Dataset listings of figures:

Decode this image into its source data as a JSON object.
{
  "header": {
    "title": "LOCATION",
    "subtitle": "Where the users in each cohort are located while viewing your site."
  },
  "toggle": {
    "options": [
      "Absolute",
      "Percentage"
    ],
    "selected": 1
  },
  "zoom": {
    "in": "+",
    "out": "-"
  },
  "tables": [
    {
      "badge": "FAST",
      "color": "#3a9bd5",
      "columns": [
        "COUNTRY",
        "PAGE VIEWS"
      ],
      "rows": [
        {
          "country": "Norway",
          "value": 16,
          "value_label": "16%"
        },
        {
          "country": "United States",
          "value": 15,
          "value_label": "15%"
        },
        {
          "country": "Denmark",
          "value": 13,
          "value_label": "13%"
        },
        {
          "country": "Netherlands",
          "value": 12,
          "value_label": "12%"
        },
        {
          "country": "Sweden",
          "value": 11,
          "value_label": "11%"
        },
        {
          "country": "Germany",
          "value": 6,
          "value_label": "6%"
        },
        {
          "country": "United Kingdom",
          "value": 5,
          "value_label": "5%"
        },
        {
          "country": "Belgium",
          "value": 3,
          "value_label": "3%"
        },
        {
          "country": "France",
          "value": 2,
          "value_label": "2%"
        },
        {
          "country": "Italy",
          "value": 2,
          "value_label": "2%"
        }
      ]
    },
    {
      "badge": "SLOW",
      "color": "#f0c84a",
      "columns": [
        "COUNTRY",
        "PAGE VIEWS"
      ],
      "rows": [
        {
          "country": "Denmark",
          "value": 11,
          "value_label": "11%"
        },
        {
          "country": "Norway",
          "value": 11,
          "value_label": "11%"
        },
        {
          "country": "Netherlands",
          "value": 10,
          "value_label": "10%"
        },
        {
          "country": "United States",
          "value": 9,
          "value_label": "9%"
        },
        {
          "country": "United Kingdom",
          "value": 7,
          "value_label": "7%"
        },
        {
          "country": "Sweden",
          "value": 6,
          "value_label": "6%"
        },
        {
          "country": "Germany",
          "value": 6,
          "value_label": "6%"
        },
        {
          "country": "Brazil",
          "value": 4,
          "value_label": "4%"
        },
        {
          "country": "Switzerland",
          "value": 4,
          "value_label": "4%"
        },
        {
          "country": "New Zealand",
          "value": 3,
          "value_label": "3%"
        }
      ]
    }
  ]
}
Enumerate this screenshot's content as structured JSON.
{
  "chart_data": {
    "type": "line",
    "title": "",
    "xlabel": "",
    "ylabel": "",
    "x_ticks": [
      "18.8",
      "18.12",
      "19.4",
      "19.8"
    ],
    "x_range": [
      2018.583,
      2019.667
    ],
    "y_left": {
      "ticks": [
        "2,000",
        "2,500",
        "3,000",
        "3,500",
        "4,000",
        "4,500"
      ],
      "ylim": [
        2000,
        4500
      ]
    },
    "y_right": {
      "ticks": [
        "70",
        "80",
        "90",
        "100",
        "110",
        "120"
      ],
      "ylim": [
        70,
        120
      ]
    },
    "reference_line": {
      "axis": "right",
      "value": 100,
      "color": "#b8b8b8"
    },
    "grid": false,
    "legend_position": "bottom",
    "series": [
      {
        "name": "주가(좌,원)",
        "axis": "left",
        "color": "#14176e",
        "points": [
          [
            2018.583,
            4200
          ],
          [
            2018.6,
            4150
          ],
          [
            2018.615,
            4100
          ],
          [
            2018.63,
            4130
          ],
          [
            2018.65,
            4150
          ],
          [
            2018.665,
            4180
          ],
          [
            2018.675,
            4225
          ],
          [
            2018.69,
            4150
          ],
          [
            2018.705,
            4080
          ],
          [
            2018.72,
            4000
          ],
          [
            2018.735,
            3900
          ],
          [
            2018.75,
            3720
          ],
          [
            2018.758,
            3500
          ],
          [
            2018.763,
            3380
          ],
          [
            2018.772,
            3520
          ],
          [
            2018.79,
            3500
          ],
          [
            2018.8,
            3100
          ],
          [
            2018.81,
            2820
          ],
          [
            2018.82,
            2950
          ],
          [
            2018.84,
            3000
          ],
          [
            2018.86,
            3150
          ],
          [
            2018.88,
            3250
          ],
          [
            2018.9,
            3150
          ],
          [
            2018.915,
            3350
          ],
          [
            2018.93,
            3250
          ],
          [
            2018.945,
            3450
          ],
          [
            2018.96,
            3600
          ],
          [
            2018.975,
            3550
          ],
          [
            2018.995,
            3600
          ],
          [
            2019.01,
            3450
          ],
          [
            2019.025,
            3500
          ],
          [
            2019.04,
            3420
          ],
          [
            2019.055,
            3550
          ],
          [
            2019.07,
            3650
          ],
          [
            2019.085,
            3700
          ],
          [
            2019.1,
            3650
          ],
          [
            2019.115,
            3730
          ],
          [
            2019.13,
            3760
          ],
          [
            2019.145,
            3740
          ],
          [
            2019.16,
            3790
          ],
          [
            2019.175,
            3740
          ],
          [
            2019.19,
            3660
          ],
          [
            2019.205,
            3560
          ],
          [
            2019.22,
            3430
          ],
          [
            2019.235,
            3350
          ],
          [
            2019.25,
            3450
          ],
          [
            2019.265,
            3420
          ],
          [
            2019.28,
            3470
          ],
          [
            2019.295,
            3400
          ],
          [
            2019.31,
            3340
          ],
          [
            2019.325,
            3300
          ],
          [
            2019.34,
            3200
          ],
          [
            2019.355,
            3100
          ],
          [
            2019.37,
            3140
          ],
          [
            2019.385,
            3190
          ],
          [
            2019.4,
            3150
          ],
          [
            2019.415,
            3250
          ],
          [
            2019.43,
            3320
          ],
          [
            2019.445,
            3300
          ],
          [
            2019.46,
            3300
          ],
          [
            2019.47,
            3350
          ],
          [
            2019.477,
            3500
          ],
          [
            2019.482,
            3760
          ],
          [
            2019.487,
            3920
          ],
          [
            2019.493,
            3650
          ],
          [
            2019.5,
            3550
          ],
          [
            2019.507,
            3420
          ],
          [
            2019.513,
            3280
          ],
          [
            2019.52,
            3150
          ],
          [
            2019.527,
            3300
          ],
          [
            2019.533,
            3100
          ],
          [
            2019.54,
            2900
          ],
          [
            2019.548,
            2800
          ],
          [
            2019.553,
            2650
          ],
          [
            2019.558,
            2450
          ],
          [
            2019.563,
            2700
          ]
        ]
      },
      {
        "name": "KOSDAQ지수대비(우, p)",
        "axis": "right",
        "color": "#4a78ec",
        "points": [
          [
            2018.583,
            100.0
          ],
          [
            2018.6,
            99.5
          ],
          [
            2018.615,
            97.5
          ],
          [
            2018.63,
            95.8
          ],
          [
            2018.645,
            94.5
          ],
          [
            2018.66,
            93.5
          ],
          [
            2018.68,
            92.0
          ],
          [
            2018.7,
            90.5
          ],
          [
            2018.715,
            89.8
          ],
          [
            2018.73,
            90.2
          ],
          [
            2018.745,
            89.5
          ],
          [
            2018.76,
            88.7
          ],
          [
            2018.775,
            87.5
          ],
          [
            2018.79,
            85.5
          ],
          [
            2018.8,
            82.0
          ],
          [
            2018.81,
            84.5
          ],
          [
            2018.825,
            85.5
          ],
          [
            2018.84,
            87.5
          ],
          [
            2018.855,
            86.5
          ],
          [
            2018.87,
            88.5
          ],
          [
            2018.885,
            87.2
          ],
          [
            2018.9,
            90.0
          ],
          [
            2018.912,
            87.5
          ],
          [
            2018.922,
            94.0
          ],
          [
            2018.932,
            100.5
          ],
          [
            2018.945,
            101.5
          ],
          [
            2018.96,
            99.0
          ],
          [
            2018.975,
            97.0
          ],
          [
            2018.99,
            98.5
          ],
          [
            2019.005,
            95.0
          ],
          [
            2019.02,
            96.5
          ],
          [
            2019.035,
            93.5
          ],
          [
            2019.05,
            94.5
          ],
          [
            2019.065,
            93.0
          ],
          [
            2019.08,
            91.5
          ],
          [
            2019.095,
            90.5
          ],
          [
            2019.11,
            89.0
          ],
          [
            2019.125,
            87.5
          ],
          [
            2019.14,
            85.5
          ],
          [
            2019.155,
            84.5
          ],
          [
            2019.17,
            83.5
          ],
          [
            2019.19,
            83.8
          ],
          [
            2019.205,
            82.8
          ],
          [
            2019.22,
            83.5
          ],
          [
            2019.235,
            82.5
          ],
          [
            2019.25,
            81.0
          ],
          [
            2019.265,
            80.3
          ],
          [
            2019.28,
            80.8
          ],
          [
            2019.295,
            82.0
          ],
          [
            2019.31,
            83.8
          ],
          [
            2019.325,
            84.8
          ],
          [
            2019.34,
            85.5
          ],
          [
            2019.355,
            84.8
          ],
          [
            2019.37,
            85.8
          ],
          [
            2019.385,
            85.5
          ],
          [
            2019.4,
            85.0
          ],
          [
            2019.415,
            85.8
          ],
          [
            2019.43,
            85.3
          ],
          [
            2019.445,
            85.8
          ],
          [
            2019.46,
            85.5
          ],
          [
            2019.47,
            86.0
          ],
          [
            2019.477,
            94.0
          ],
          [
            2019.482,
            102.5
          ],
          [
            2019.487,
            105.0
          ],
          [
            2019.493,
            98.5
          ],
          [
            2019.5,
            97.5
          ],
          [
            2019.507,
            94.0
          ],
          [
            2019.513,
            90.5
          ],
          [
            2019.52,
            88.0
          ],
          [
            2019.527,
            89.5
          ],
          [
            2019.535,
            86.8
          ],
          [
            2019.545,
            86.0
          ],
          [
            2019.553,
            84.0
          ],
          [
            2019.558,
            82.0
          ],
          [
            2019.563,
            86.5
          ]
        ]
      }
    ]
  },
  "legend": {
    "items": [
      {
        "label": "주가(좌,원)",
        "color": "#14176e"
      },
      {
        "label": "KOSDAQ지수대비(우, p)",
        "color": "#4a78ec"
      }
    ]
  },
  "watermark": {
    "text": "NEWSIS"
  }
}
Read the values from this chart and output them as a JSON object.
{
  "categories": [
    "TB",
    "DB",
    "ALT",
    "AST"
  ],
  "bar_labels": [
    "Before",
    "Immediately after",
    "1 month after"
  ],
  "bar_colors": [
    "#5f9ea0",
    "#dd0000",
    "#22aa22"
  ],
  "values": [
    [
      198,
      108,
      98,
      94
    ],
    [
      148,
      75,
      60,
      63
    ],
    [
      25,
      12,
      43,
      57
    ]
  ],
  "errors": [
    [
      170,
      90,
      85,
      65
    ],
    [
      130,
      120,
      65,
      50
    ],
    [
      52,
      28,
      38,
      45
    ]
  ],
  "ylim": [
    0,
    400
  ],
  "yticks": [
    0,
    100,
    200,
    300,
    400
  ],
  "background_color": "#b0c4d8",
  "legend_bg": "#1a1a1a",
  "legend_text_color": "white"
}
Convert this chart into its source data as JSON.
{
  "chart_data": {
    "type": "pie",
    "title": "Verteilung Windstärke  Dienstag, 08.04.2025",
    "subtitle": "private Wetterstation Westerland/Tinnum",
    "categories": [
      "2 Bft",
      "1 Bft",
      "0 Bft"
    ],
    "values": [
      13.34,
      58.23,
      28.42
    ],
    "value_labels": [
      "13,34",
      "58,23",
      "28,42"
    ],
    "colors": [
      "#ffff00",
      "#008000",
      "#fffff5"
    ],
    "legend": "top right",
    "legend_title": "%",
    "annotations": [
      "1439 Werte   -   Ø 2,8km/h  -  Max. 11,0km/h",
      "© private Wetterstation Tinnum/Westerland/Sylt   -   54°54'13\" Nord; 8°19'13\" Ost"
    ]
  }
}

TASK REQUIREMENTS: Only lines with the string "KOSDAQ지수대비" belong in your answer; copy each one.

OUTPUT BELOW:
        "name": "KOSDAQ지수대비(우, p)",
        "label": "KOSDAQ지수대비(우, p)",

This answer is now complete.